Stored items from a collection:

## begin

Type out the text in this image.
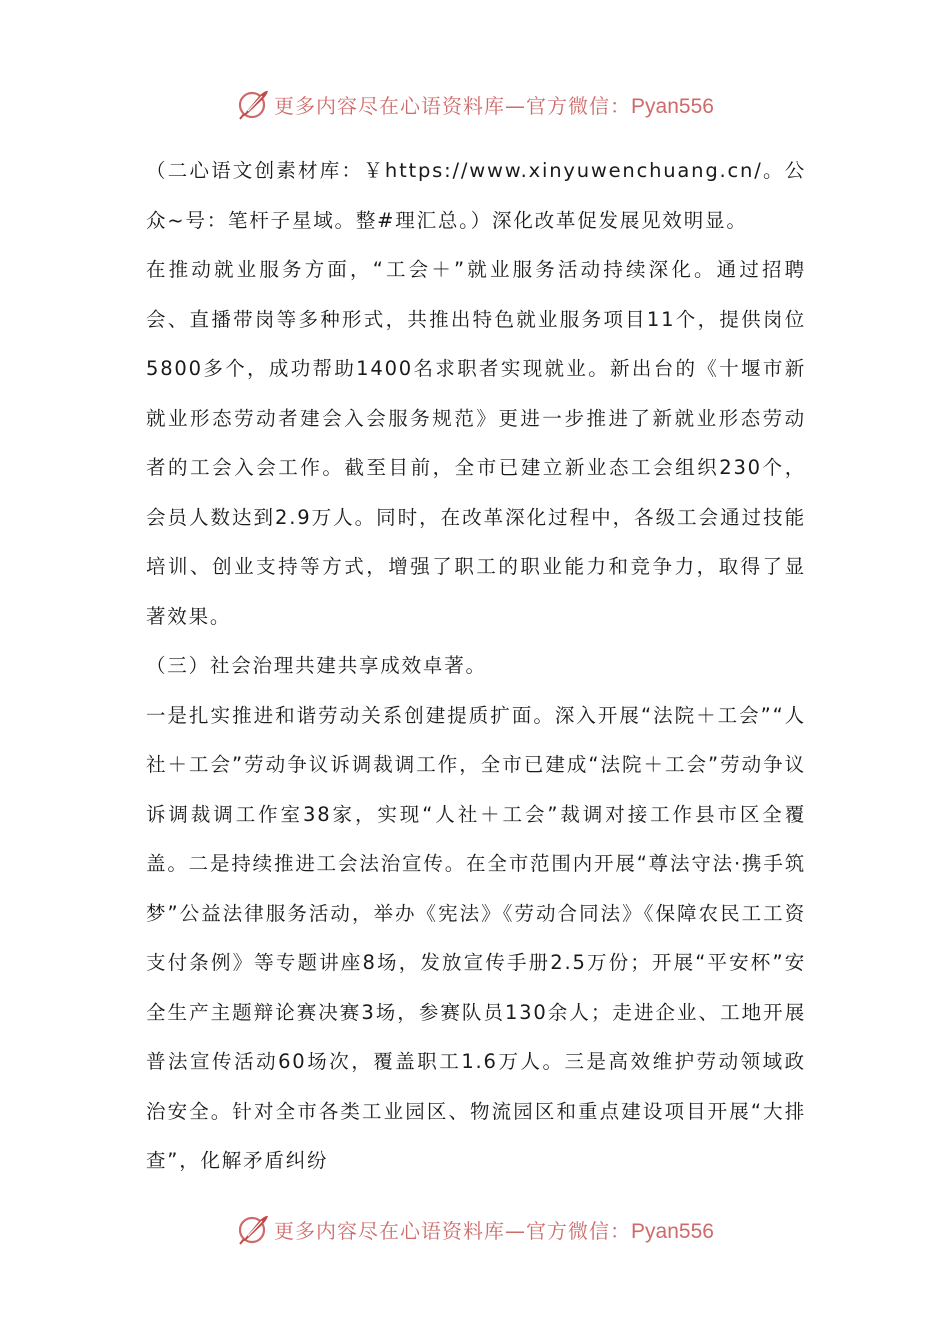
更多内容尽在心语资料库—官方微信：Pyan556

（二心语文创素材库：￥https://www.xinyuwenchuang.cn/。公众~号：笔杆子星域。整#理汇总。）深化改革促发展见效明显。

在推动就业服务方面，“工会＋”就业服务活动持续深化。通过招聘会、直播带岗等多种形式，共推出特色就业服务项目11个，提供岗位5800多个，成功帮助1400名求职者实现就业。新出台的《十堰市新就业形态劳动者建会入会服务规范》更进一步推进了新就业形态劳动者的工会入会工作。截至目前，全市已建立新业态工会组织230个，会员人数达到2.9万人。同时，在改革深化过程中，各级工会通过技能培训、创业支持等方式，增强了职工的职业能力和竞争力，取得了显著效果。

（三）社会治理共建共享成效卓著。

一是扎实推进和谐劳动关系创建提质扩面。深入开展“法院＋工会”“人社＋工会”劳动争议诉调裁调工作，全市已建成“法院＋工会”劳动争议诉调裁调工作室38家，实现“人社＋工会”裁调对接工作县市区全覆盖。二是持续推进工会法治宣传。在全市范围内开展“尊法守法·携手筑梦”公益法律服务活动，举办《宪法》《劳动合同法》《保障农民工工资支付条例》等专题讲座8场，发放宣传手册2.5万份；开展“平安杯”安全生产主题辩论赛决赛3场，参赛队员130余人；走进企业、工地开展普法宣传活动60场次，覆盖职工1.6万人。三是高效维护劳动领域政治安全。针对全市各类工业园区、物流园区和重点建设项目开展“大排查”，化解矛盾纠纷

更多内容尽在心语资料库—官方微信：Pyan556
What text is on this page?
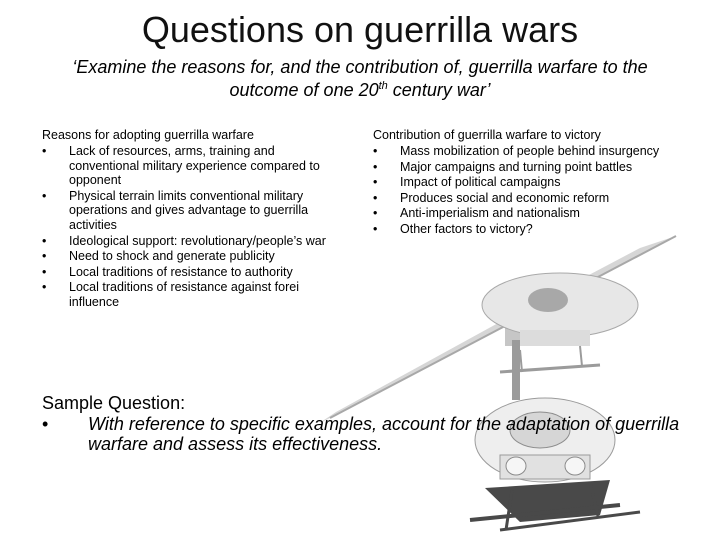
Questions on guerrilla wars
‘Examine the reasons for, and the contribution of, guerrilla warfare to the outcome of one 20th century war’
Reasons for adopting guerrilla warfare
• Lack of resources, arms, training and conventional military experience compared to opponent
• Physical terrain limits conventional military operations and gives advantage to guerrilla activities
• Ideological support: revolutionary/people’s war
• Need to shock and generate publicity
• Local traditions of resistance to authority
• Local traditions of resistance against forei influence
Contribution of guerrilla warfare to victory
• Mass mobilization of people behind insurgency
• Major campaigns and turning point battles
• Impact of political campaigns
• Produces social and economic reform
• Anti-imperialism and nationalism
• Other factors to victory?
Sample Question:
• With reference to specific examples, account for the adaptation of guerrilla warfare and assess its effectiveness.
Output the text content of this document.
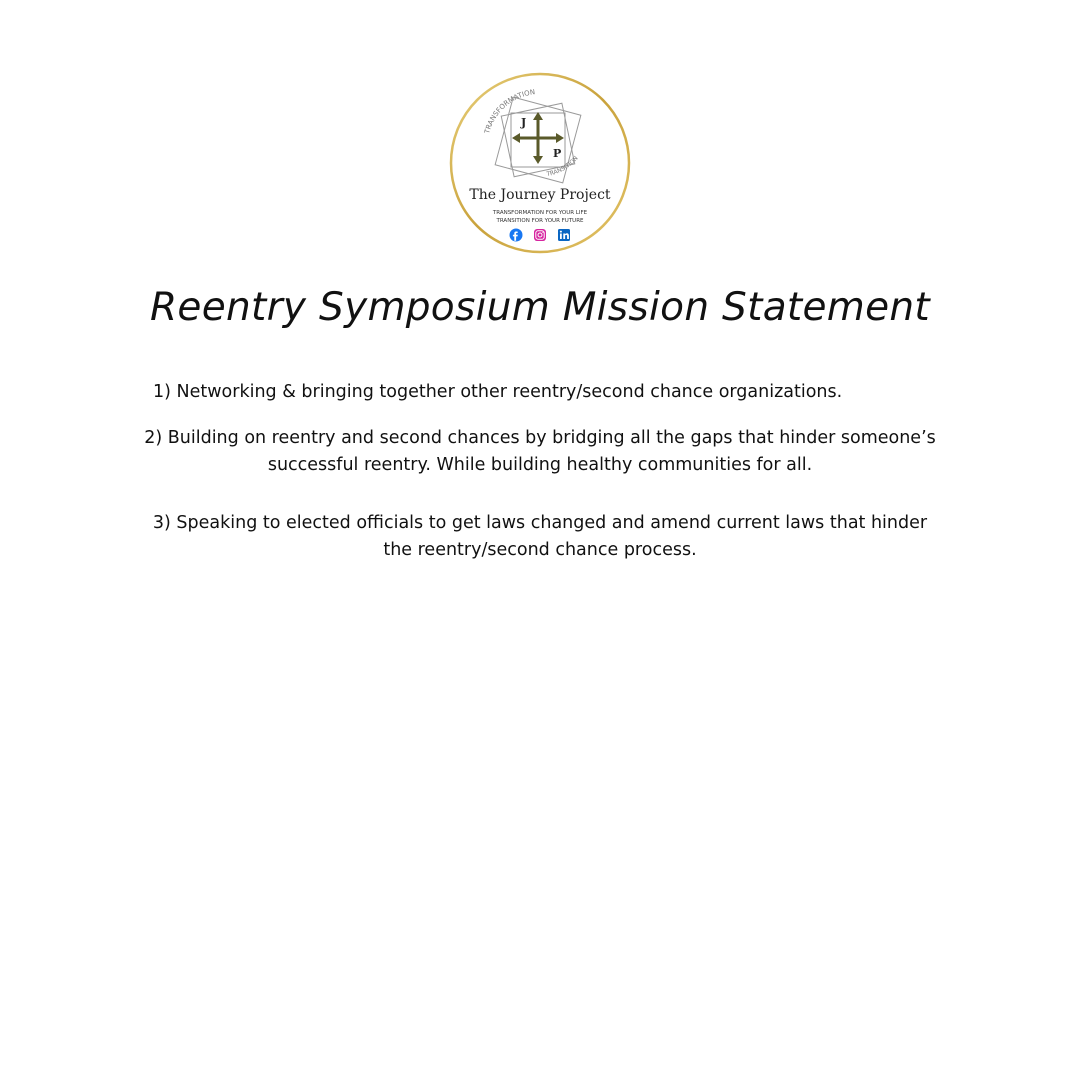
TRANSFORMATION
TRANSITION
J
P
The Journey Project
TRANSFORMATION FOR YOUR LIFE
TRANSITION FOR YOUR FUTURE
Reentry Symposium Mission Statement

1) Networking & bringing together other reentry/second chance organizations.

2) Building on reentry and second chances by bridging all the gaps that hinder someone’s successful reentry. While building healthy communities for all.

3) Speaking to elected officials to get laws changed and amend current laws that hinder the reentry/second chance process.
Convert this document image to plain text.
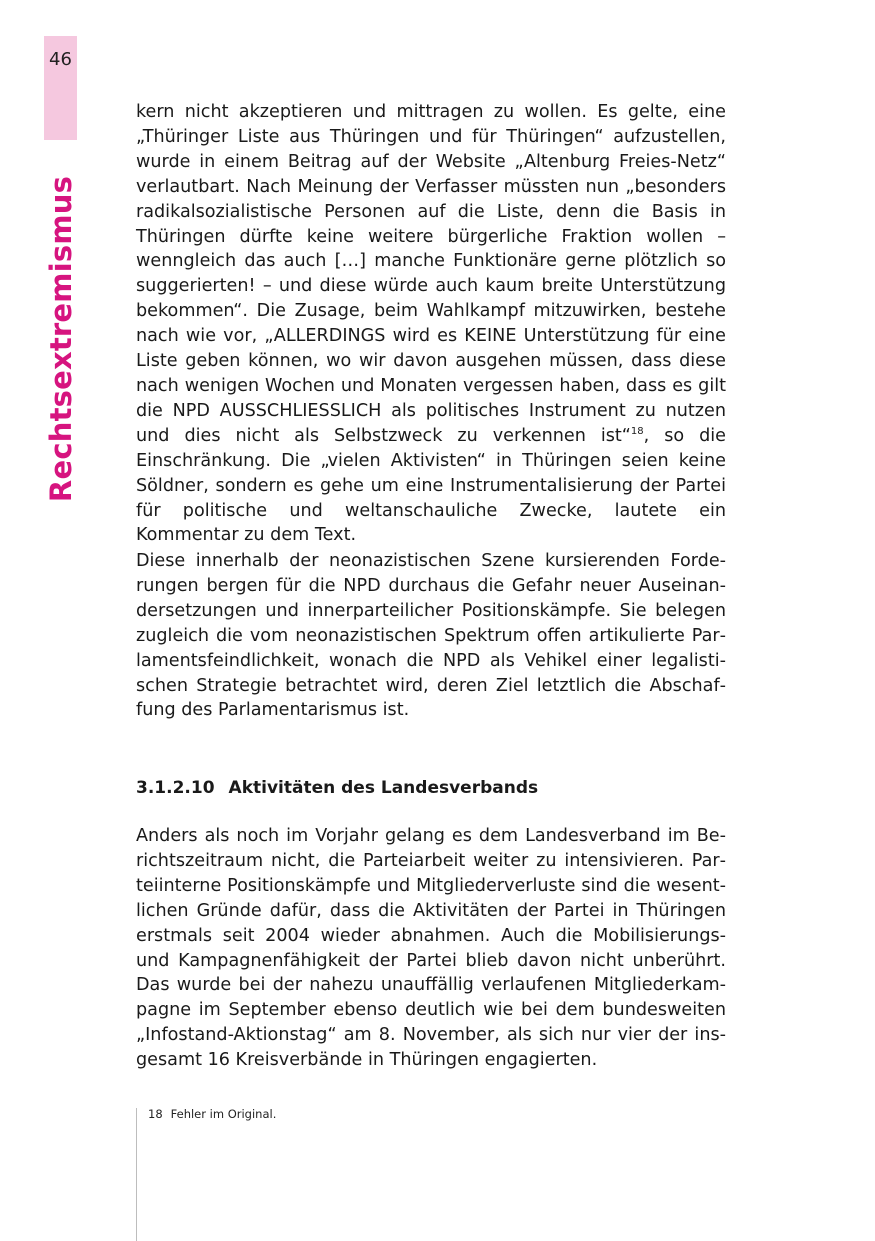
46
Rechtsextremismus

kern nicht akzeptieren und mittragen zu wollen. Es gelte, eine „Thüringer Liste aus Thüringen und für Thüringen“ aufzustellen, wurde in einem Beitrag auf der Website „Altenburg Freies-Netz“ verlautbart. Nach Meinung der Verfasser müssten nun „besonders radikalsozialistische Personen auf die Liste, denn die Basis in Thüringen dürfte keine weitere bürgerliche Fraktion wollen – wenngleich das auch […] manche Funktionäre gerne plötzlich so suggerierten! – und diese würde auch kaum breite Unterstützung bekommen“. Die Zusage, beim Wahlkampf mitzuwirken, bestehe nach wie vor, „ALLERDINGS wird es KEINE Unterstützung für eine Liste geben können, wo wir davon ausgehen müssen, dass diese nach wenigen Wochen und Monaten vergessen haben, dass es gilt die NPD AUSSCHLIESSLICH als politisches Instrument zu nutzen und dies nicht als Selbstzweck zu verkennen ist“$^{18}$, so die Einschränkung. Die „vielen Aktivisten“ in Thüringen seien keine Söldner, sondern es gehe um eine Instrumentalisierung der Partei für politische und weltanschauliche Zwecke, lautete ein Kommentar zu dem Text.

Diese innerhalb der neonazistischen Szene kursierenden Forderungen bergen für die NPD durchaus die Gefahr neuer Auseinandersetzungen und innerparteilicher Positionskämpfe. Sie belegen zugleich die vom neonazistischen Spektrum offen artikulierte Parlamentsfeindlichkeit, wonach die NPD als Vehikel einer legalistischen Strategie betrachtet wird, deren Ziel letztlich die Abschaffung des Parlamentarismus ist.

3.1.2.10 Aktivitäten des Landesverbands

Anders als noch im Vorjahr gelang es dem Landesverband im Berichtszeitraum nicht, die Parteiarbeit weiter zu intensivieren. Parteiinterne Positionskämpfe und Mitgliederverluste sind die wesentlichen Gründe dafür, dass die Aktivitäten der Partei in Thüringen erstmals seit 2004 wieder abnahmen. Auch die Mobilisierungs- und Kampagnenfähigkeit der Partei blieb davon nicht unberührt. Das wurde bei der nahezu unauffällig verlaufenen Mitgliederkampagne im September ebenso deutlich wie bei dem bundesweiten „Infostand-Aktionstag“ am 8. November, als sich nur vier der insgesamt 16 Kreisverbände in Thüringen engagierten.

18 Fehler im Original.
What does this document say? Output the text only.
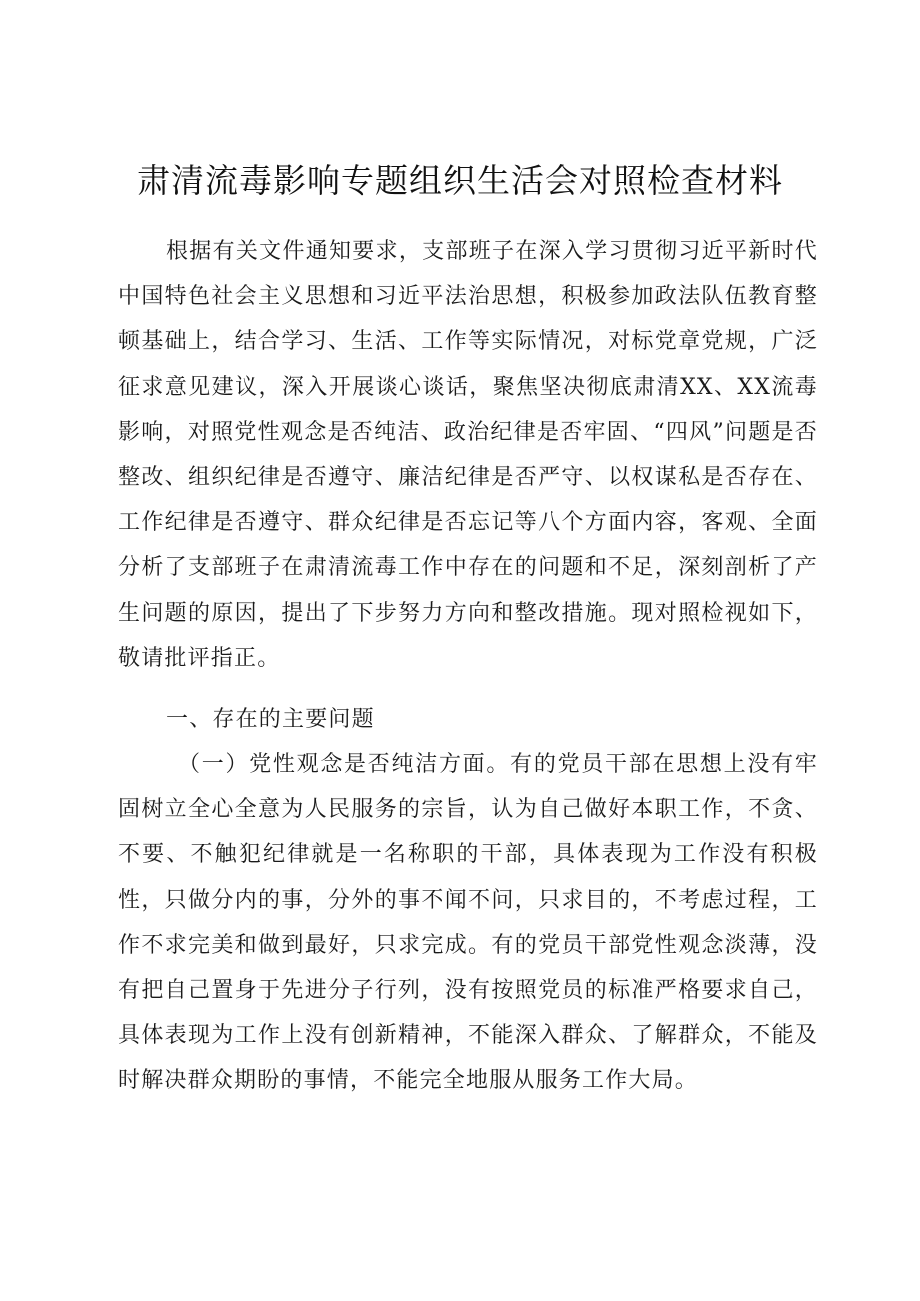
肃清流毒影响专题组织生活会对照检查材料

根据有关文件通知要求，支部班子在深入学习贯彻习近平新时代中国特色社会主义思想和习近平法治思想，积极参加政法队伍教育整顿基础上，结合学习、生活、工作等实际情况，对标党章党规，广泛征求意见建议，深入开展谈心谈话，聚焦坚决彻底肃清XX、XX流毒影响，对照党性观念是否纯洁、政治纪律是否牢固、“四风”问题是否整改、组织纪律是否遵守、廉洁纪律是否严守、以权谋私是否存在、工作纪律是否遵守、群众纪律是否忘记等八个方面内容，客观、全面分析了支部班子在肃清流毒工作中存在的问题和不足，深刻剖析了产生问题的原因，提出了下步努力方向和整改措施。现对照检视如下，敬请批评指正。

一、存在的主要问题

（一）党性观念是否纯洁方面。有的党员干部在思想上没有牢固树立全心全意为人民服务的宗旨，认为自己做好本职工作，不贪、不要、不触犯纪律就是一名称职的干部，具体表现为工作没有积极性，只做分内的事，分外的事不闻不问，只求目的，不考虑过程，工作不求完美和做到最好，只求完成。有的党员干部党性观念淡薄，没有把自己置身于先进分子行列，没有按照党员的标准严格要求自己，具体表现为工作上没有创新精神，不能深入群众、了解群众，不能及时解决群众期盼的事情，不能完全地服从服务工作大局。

## end

| TASK REQUIREMENTS |
Give only the number of lines in the material above that include the word "military".

| THE SOLUTION |
2